» AIM: Images are not part of the copy; write out the rest of the data exactly as given.

============================================================

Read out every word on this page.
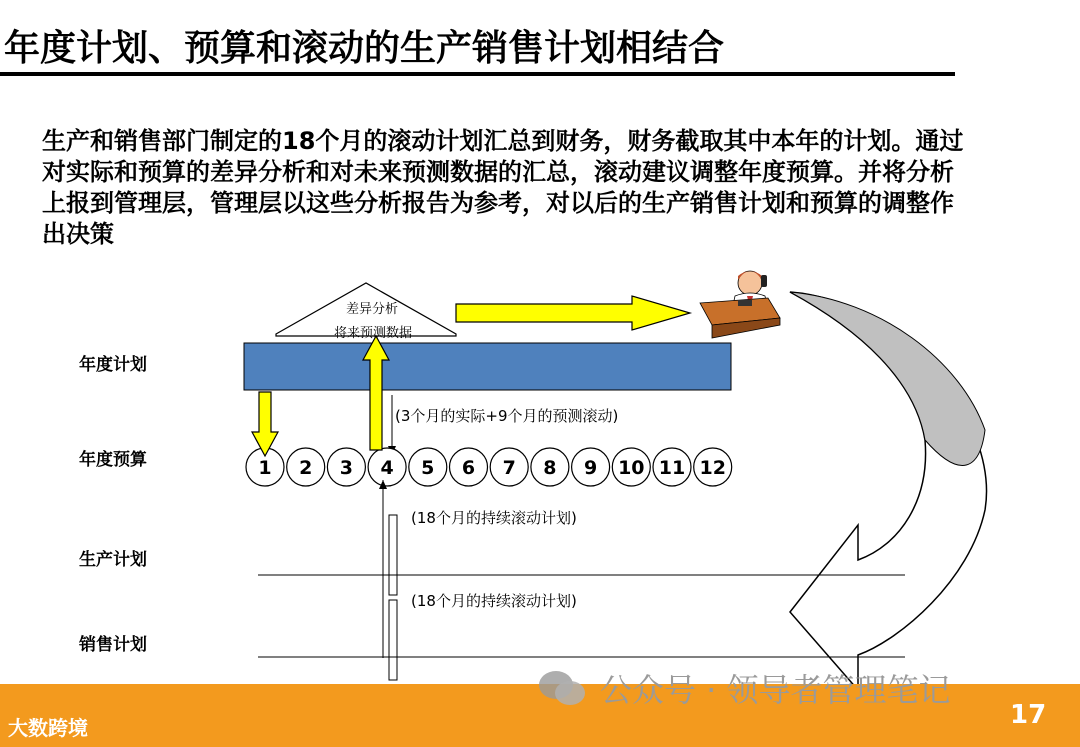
年度计划、预算和滚动的生产销售计划相结合
生产和销售部门制定的18个月的滚动计划汇总到财务，财务截取其中本年的计划。通过对实际和预算的差异分析和对未来预测数据的汇总，滚动建议调整年度预算。并将分析上报到管理层，管理层以这些分析报告为参考，对以后的生产销售计划和预算的调整作出决策
年度计划
年度预算
生产计划
销售计划
1 2 3 4 5 6 7 8 9 10 11 12
差异分析
将来预测数据
(3个月的实际+9个月的预测滚动)
(18个月的持续滚动计划)
(18个月的持续滚动计划)
大数跨境
公众号 · 领导者管理笔记
17
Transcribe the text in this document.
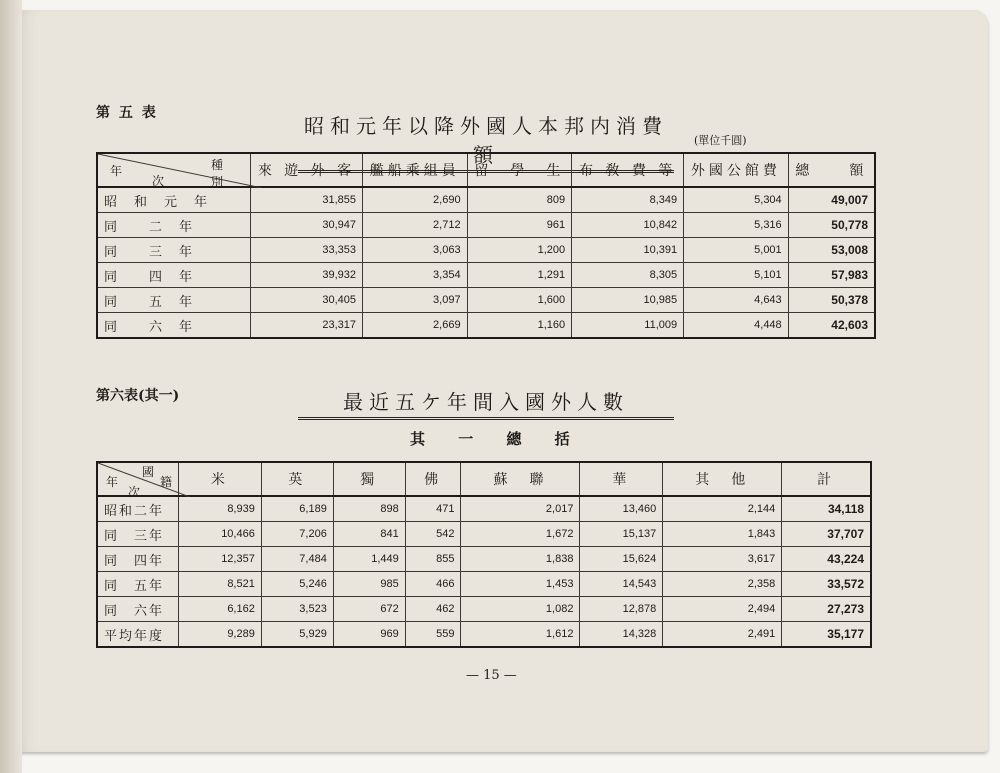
第 五 表
昭和元年以降外國人本邦内消費額
(單位千圓)
種　　別
年
次	來 遊 外 客	艦船乘組員	留　學　生	布 敎 費 等	外國公館費	總　　額
昭　和　元　年	31,855	2,690	809	8,349	5,304	49,007
同　　二　年	30,947	2,712	961	10,842	5,316	50,778
同　　三　年	33,353	3,063	1,200	10,391	5,001	53,008
同　　四　年	39,932	3,354	1,291	8,305	5,101	57,983
同　　五　年	30,405	3,097	1,600	10,985	4,643	50,378
同　　六　年	23,317	2,669	1,160	11,009	4,448	42,603
第六表(其一)	最近五ケ年間入國外人數
其 一 總 括
國
籍
年
次	米	英	獨	佛	蘇　聯	華	其　他	計
昭和二年	8,939	6,189	898	471	2,017	13,460	2,144	34,118
同　三年	10,466	7,206	841	542	1,672	15,137	1,843	37,707
同　四年	12,357	7,484	1,449	855	1,838	15,624	3,617	43,224
同　五年	8,521	5,246	985	466	1,453	14,543	2,358	33,572
同　六年	6,162	3,523	672	462	1,082	12,878	2,494	27,273
平均年度	9,289	5,929	969	559	1,612	14,328	2,491	35,177
— 15 —
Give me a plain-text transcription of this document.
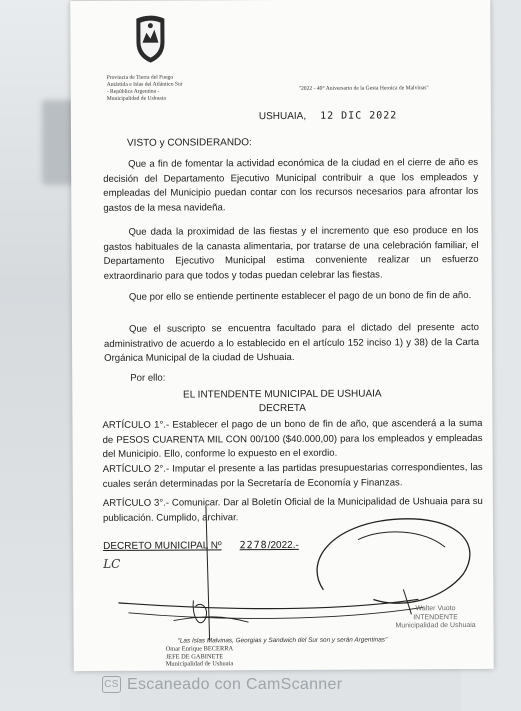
Provincia de Tierra del Fuego
Antártida e Islas del Atlántico Sur
- República Argentina -
Municipalidad de Ushuaia
"2022 - 40° Aniversario de la Gesta Heroica de Malvinas"
USHUAIA, 12 DIC 2022
VISTO y CONSIDERANDO:
Que a fin de fomentar la actividad económica de la ciudad en el cierre de año es decisión del Departamento Ejecutivo Municipal contribuir a que los empleados y empleadas del Municipio puedan contar con los recursos necesarios para afrontar los gastos de la mesa navideña.
Que dada la proximidad de las fiestas y el incremento que eso produce en los gastos habituales de la canasta alimentaria, por tratarse de una celebración familiar, el Departamento Ejecutivo Municipal estima conveniente realizar un esfuerzo extraordinario para que todos y todas puedan celebrar las fiestas.
Que por ello se entiende pertinente establecer el pago de un bono de fin de año.
Que el suscripto se encuentra facultado para el dictado del presente acto administrativo de acuerdo a lo establecido en el artículo 152 inciso 1) y 38) de la Carta Orgánica Municipal de la ciudad de Ushuaia.
Por ello:
EL INTENDENTE MUNICIPAL DE USHUAIA
DECRETA
ARTÍCULO 1°.- Establecer el pago de un bono de fin de año, que ascenderá a la suma de PESOS CUARENTA MIL CON 00/100 ($40.000,00) para los empleados y empleadas del Municipio. Ello, conforme lo expuesto en el exordio.
ARTÍCULO 2°.- Imputar el presente a las partidas presupuestarias correspondientes, las cuales serán determinadas por la Secretaría de Economía y Finanzas.
ARTÍCULO 3°.- Comunicar. Dar al Boletín Oficial de la Municipalidad de Ushuaia para su publicación. Cumplido, archivar.
DECRETO MUNICIPAL Nº 2278/2022.-
LC
Walter Vuoto
INTENDENTE
Municipalidad de Ushuaia
"Las Islas Malvinas, Georgias y Sandwich del Sur son y serán Argentinas"
Omar Enrique BECERRA
JEFE DE GABINETE
Municipalidad de Ushuaia
CS Escaneado con CamScanner
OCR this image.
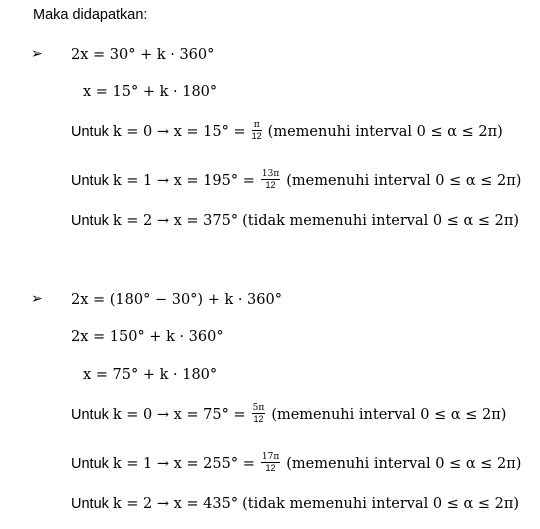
Maka didapatkan:
➢ 2x = 30° + k · 360°
x = 15° + k · 180°
Untuk $k = 0 \to x = 15^\circ = \frac{\pi}{12}$ (memenuhi interval 0 ≤ α ≤ 2π)
Untuk $k = 1 \to x = 195^\circ = \frac{13\pi}{12}$ (memenuhi interval 0 ≤ α ≤ 2π)
Untuk k = 2 → x = 375° (tidak memenuhi interval 0 ≤ α ≤ 2π)
➢ 2x = (180° − 30°) + k · 360°
2x = 150° + k · 360°
x = 75° + k · 180°
Untuk $k = 0 \to x = 75^\circ = \frac{5\pi}{12}$ (memenuhi interval 0 ≤ α ≤ 2π)
Untuk $k = 1 \to x = 255^\circ = \frac{17\pi}{12}$ (memenuhi interval 0 ≤ α ≤ 2π)
Untuk k = 2 → x = 435° (tidak memenuhi interval 0 ≤ α ≤ 2π)
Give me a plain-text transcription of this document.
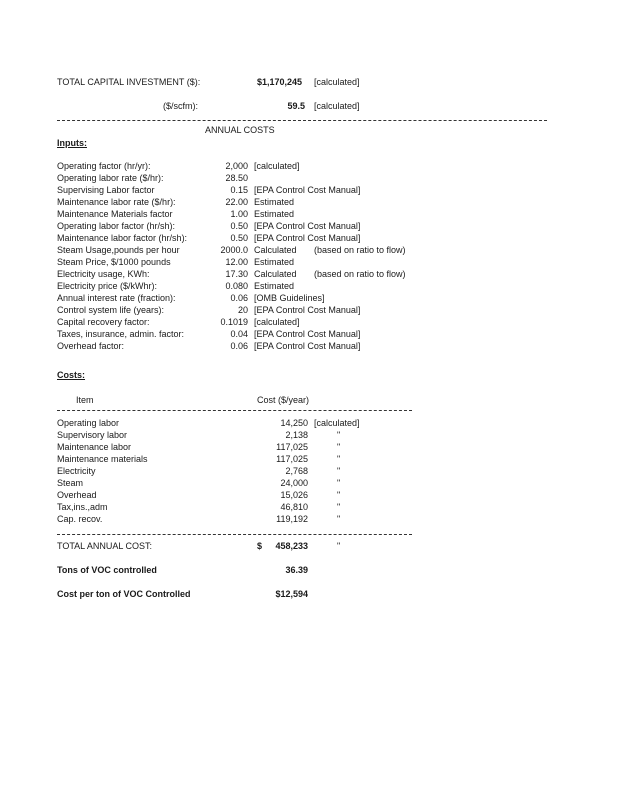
TOTAL CAPITAL INVESTMENT ($):	$1,170,245 [calculated]
($/scfm):	59.5 [calculated]
ANNUAL COSTS
Inputs:
Operating factor (hr/yr):	2,000 [calculated]
Operating labor rate ($/hr):	28.50
Supervising Labor factor	0.15 [EPA Control Cost Manual]
Maintenance labor rate ($/hr):	22.00 Estimated
Maintenance Materials factor	1.00 Estimated
Operating labor factor (hr/sh):	0.50 [EPA Control Cost Manual]
Maintenance labor factor (hr/sh):	0.50 [EPA Control Cost Manual]
Steam Usage,pounds per hour	2000.0 Calculated (based on ratio to flow)
Steam Price, $/1000 pounds	12.00 Estimated
Electricity usage, KWh:	17.30 Calculated (based on ratio to flow)
Electricity price ($/kWhr):	0.080 Estimated
Annual interest rate (fraction):	0.06 [OMB Guidelines]
Control system life (years):	20 [EPA Control Cost Manual]
Capital recovery factor:	0.1019 [calculated]
Taxes, insurance, admin. factor:	0.04 [EPA Control Cost Manual]
Overhead factor:	0.06 [EPA Control Cost Manual]
Costs:
Item	Cost ($/year)
Operating labor	14,250 [calculated]
Supervisory labor	2,138	"
Maintenance labor	117,025	"
Maintenance materials	117,025	"
Electricity	2,768	"
Steam	24,000	"
Overhead	15,026	"
Tax,ins.,adm	46,810	"
Cap. recov.	119,192	"
TOTAL ANNUAL COST:	$	458,233	"
Tons of VOC controlled	36.39
Cost per ton of VOC Controlled	$12,594
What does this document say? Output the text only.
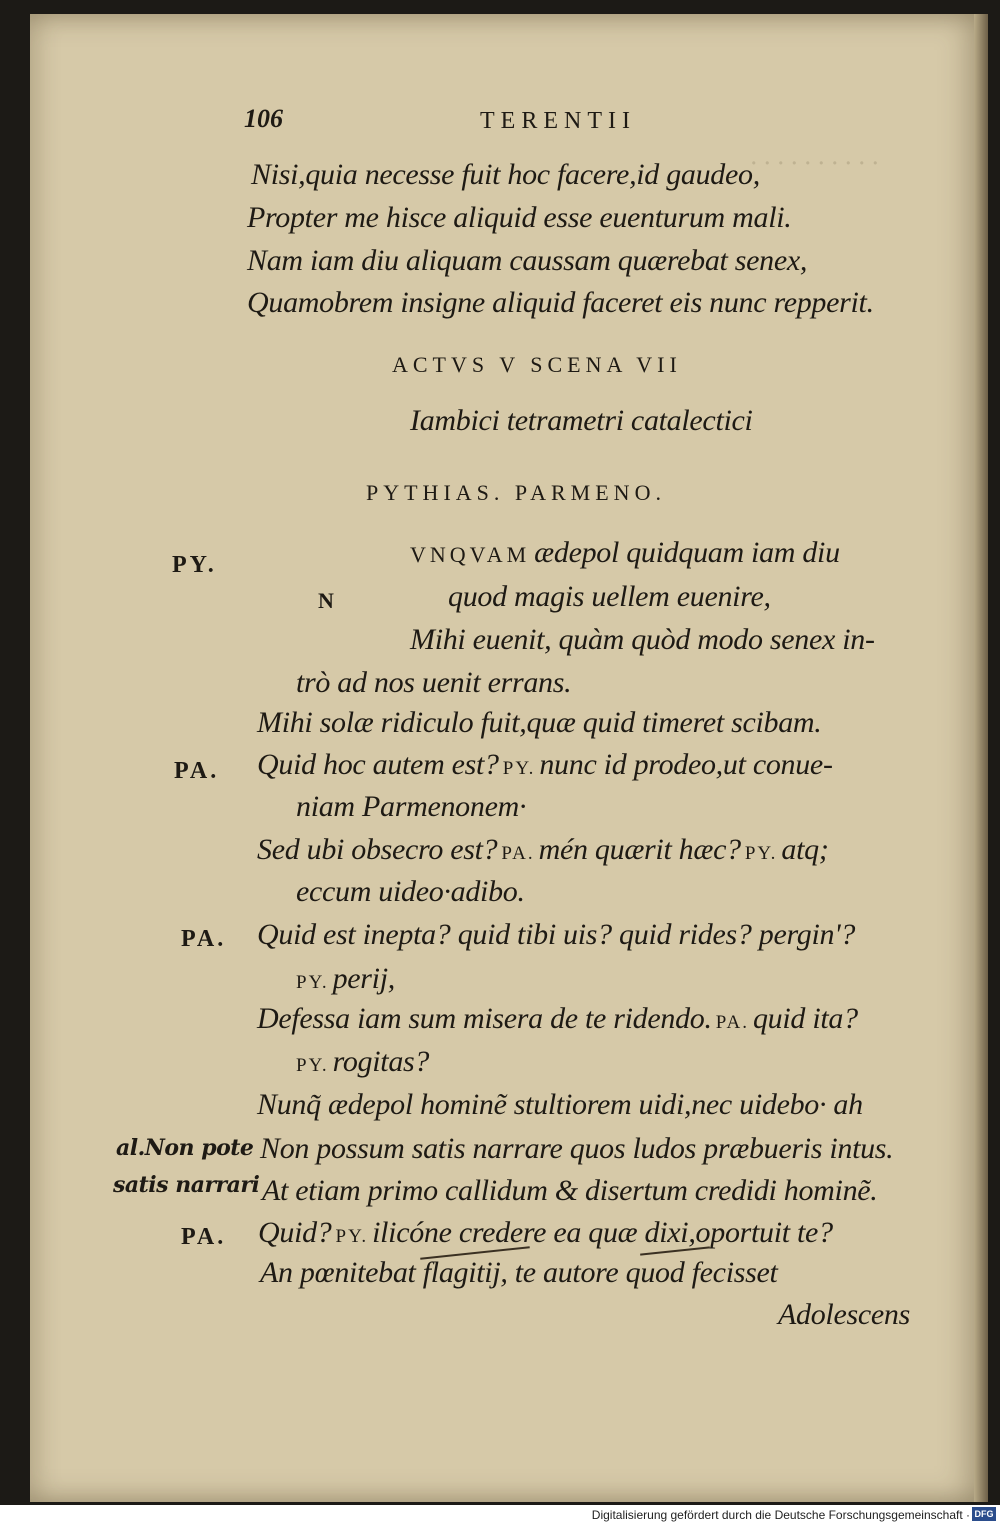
· · · · · · · · · ·
106	TERENTII
Nisi,quia necesse fuit hoc facere,id gaudeo,
Propter me hisce aliquid esse euenturum mali.
Nam iam diu aliquam caussam quærebat senex,
Quamobrem insigne aliquid faceret eis nunc repperit.
ACTVS V SCENA VII
Iambici tetrametri catalectici
PYTHIAS. PARMENO.
PY.
PA.
PA.
PA.
N
VNQVAM ædepol quidquam iam diu
quod magis uellem euenire,
Mihi euenit, quàm quòd modo senex in-
trò ad nos uenit errans.
Mihi solæ ridiculo fuit,quæ quid timeret scibam.
Quid hoc autem est? PY. nunc id prodeo,ut conue-
niam Parmenonem·
Sed ubi obsecro est? PA. mén quærit hæc? PY. atq;
eccum uideo·adibo.
Quid est inepta? quid tibi uis? quid rides? pergin'?
PY. perij,
Defessa iam sum misera de te ridendo. PA. quid ita?
PY. rogitas?
Nunq̃ ædepol hominẽ stultiorem uidi,nec uidebo· ah
Non possum satis narrare quos ludos præbueris intus.
At etiam primo callidum & disertum credidi hominẽ.
Quid? PY. ilicóne credere ea quæ dixi,oportuit te?
An pœnitebat flagitij, te autore quod fecisset
Adolescens
al.Non pote
satis narrari
Digitalisierung gefördert durch die Deutsche Forschungsgemeinschaft · DFG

============================================================

» THE RESULT:
Read out every word on this page.
年度计划、预算和滚动的生产销售计划相结合
生产和销售部门制定的18个月的滚动计划汇总到财务，财务截取其中本年的计划。通过对实际和预算的差异分析和对未来预测数据的汇总，滚动建议调整年度预算。并将分析上报到管理层，管理层以这些分析报告为参考，对以后的生产销售计划和预算的调整作出决策
年度计划
年度预算
生产计划
销售计划
1 2 3 4 5 6 7 8 9 10 11 12
差异分析
将来预测数据
(3个月的实际+9个月的预测滚动)
(18个月的持续滚动计划)
(18个月的持续滚动计划)
大数跨境
公众号 · 领导者管理笔记
17
Transcribe the text in this document.
第 五 表
昭和元年以降外國人本邦内消費額
(單位千圓)
種　　別
年
次	來 遊 外 客	艦船乘組員	留　學　生	布 敎 費 等	外國公館費	總　　額
昭　和　元　年	31,855	2,690	809	8,349	5,304	49,007
同　　二　年	30,947	2,712	961	10,842	5,316	50,778
同　　三　年	33,353	3,063	1,200	10,391	5,001	53,008
同　　四　年	39,932	3,354	1,291	8,305	5,101	57,983
同　　五　年	30,405	3,097	1,600	10,985	4,643	50,378
同　　六　年	23,317	2,669	1,160	11,009	4,448	42,603
第六表(其一)	最近五ケ年間入國外人數
其 一 總 括
國
籍
年
次	米	英	獨	佛	蘇　聯	華	其　他	計
昭和二年	8,939	6,189	898	471	2,017	13,460	2,144	34,118
同　三年	10,466	7,206	841	542	1,672	15,137	1,843	37,707
同　四年	12,357	7,484	1,449	855	1,838	15,624	3,617	43,224
同　五年	8,521	5,246	985	466	1,453	14,543	2,358	33,572
同　六年	6,162	3,523	672	462	1,082	12,878	2,494	27,273
平均年度	9,289	5,929	969	559	1,612	14,328	2,491	35,177
— 15 —
Give me a plain-text transcription of this document.
Provincia de Tierra del Fuego
Antártida e Islas del Atlántico Sur
- República Argentina -
Municipalidad de Ushuaia
"2022 - 40° Aniversario de la Gesta Heroica de Malvinas"
USHUAIA, 12 DIC 2022
VISTO y CONSIDERANDO:
Que a fin de fomentar la actividad económica de la ciudad en el cierre de año es decisión del Departamento Ejecutivo Municipal contribuir a que los empleados y empleadas del Municipio puedan contar con los recursos necesarios para afrontar los gastos de la mesa navideña.
Que dada la proximidad de las fiestas y el incremento que eso produce en los gastos habituales de la canasta alimentaria, por tratarse de una celebración familiar, el Departamento Ejecutivo Municipal estima conveniente realizar un esfuerzo extraordinario para que todos y todas puedan celebrar las fiestas.
Que por ello se entiende pertinente establecer el pago de un bono de fin de año.
Que el suscripto se encuentra facultado para el dictado del presente acto administrativo de acuerdo a lo establecido en el artículo 152 inciso 1) y 38) de la Carta Orgánica Municipal de la ciudad de Ushuaia.
Por ello:
EL INTENDENTE MUNICIPAL DE USHUAIA
DECRETA
ARTÍCULO 1°.- Establecer el pago de un bono de fin de año, que ascenderá a la suma de PESOS CUARENTA MIL CON 00/100 ($40.000,00) para los empleados y empleadas del Municipio. Ello, conforme lo expuesto en el exordio.
ARTÍCULO 2°.- Imputar el presente a las partidas presupuestarias correspondientes, las cuales serán determinadas por la Secretaría de Economía y Finanzas.
ARTÍCULO 3°.- Comunicar. Dar al Boletín Oficial de la Municipalidad de Ushuaia para su publicación. Cumplido, archivar.
DECRETO MUNICIPAL Nº 2278/2022.-
LC
Walter Vuoto
INTENDENTE
Municipalidad de Ushuaia
"Las Islas Malvinas, Georgias y Sandwich del Sur son y serán Argentinas"
Omar Enrique BECERRA
JEFE DE GABINETE
Municipalidad de Ushuaia
CS Escaneado con CamScanner
OCR this image.
Maka didapatkan:
➢ 2x = 30° + k · 360°
x = 15° + k · 180°
Untuk $k = 0 \to x = 15^\circ = \frac{\pi}{12}$ (memenuhi interval 0 ≤ α ≤ 2π)
Untuk $k = 1 \to x = 195^\circ = \frac{13\pi}{12}$ (memenuhi interval 0 ≤ α ≤ 2π)
Untuk k = 2 → x = 375° (tidak memenuhi interval 0 ≤ α ≤ 2π)
➢ 2x = (180° − 30°) + k · 360°
2x = 150° + k · 360°
x = 75° + k · 180°
Untuk $k = 0 \to x = 75^\circ = \frac{5\pi}{12}$ (memenuhi interval 0 ≤ α ≤ 2π)
Untuk $k = 1 \to x = 255^\circ = \frac{17\pi}{12}$ (memenuhi interval 0 ≤ α ≤ 2π)
Untuk k = 2 → x = 435° (tidak memenuhi interval 0 ≤ α ≤ 2π)
Give me a plain-text transcription of this document.
TOTAL CAPITAL INVESTMENT ($):	$1,170,245 [calculated]
($/scfm):	59.5 [calculated]
ANNUAL COSTS
Inputs:
Operating factor (hr/yr):	2,000 [calculated]
Operating labor rate ($/hr):	28.50
Supervising Labor factor	0.15 [EPA Control Cost Manual]
Maintenance labor rate ($/hr):	22.00 Estimated
Maintenance Materials factor	1.00 Estimated
Operating labor factor (hr/sh):	0.50 [EPA Control Cost Manual]
Maintenance labor factor (hr/sh):	0.50 [EPA Control Cost Manual]
Steam Usage,pounds per hour	2000.0 Calculated (based on ratio to flow)
Steam Price, $/1000 pounds	12.00 Estimated
Electricity usage, KWh:	17.30 Calculated (based on ratio to flow)
Electricity price ($/kWhr):	0.080 Estimated
Annual interest rate (fraction):	0.06 [OMB Guidelines]
Control system life (years):	20 [EPA Control Cost Manual]
Capital recovery factor:	0.1019 [calculated]
Taxes, insurance, admin. factor:	0.04 [EPA Control Cost Manual]
Overhead factor:	0.06 [EPA Control Cost Manual]
Costs:
Item	Cost ($/year)
Operating labor	14,250 [calculated]
Supervisory labor	2,138	"
Maintenance labor	117,025	"
Maintenance materials	117,025	"
Electricity	2,768	"
Steam	24,000	"
Overhead	15,026	"
Tax,ins.,adm	46,810	"
Cap. recov.	119,192	"
TOTAL ANNUAL COST:	$	458,233	"
Tons of VOC controlled	36.39
Cost per ton of VOC Controlled	$12,594
What does this document say? Output the text only.
· · · · · · · · · ·
106	TERENTII
Nisi,quia necesse fuit hoc facere,id gaudeo,
Propter me hisce aliquid esse euenturum mali.
Nam iam diu aliquam caussam quærebat senex,
Quamobrem insigne aliquid faceret eis nunc repperit.
ACTVS V SCENA VII
Iambici tetrametri catalectici
PYTHIAS. PARMENO.
PY.
PA.
PA.
PA.
N
VNQVAM ædepol quidquam iam diu
quod magis uellem euenire,
Mihi euenit, quàm quòd modo senex in-
trò ad nos uenit errans.
Mihi solæ ridiculo fuit,quæ quid timeret scibam.
Quid hoc autem est? PY. nunc id prodeo,ut conue-
niam Parmenonem·
Sed ubi obsecro est? PA. mén quærit hæc? PY. atq;
eccum uideo·adibo.
Quid est inepta? quid tibi uis? quid rides? pergin'?
PY. perij,
Defessa iam sum misera de te ridendo. PA. quid ita?
PY. rogitas?
Nunq̃ ædepol hominẽ stultiorem uidi,nec uidebo· ah
Non possum satis narrare quos ludos præbueris intus.
At etiam primo callidum & disertum credidi hominẽ.
Quid? PY. ilicóne credere ea quæ dixi,oportuit te?
An pœnitebat flagitij, te autore quod fecisset
Adolescens
al.Non pote
satis narrari
Digitalisierung gefördert durch die Deutsche Forschungsgemeinschaft · DFG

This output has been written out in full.